◆ **Dataset records**
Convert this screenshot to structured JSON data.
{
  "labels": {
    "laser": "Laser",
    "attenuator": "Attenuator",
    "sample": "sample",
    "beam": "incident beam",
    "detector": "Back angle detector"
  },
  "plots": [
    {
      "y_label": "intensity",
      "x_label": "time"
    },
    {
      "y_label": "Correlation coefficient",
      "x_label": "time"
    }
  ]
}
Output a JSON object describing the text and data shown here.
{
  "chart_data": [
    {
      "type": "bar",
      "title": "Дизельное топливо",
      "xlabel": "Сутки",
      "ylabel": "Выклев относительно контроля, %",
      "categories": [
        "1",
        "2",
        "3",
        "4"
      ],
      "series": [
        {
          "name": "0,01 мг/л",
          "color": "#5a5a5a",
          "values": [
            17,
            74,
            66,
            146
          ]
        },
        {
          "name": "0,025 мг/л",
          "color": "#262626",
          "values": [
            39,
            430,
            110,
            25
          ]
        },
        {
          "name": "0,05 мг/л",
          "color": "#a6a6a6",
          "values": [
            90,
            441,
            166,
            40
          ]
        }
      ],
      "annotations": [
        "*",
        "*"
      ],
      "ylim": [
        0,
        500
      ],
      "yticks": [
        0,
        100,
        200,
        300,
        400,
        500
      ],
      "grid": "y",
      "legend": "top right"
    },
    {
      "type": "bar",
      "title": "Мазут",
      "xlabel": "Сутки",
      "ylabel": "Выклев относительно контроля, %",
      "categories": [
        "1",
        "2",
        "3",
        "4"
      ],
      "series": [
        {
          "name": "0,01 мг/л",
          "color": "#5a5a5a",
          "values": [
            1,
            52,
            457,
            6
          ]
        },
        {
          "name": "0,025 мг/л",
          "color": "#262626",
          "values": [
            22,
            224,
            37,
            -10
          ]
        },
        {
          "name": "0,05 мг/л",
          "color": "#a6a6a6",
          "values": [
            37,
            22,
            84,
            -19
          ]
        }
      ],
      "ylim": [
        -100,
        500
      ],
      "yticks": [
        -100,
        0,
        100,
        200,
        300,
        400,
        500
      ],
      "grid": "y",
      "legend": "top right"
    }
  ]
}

◆ **Short task**
The records above must be repeated exactly, every one of them.

◆ **The output**
Convert this screenshot to structured JSON data.
{
  "labels": {
    "laser": "Laser",
    "attenuator": "Attenuator",
    "sample": "sample",
    "beam": "incident beam",
    "detector": "Back angle detector"
  },
  "plots": [
    {
      "y_label": "intensity",
      "x_label": "time"
    },
    {
      "y_label": "Correlation coefficient",
      "x_label": "time"
    }
  ]
}
Output a JSON object describing the text and data shown here.
{
  "chart_data": [
    {
      "type": "bar",
      "title": "Дизельное топливо",
      "xlabel": "Сутки",
      "ylabel": "Выклев относительно контроля, %",
      "categories": [
        "1",
        "2",
        "3",
        "4"
      ],
      "series": [
        {
          "name": "0,01 мг/л",
          "color": "#5a5a5a",
          "values": [
            17,
            74,
            66,
            146
          ]
        },
        {
          "name": "0,025 мг/л",
          "color": "#262626",
          "values": [
            39,
            430,
            110,
            25
          ]
        },
        {
          "name": "0,05 мг/л",
          "color": "#a6a6a6",
          "values": [
            90,
            441,
            166,
            40
          ]
        }
      ],
      "annotations": [
        "*",
        "*"
      ],
      "ylim": [
        0,
        500
      ],
      "yticks": [
        0,
        100,
        200,
        300,
        400,
        500
      ],
      "grid": "y",
      "legend": "top right"
    },
    {
      "type": "bar",
      "title": "Мазут",
      "xlabel": "Сутки",
      "ylabel": "Выклев относительно контроля, %",
      "categories": [
        "1",
        "2",
        "3",
        "4"
      ],
      "series": [
        {
          "name": "0,01 мг/л",
          "color": "#5a5a5a",
          "values": [
            1,
            52,
            457,
            6
          ]
        },
        {
          "name": "0,025 мг/л",
          "color": "#262626",
          "values": [
            22,
            224,
            37,
            -10
          ]
        },
        {
          "name": "0,05 мг/л",
          "color": "#a6a6a6",
          "values": [
            37,
            22,
            84,
            -19
          ]
        }
      ],
      "ylim": [
        -100,
        500
      ],
      "yticks": [
        -100,
        0,
        100,
        200,
        300,
        400,
        500
      ],
      "grid": "y",
      "legend": "top right"
    }
  ]
}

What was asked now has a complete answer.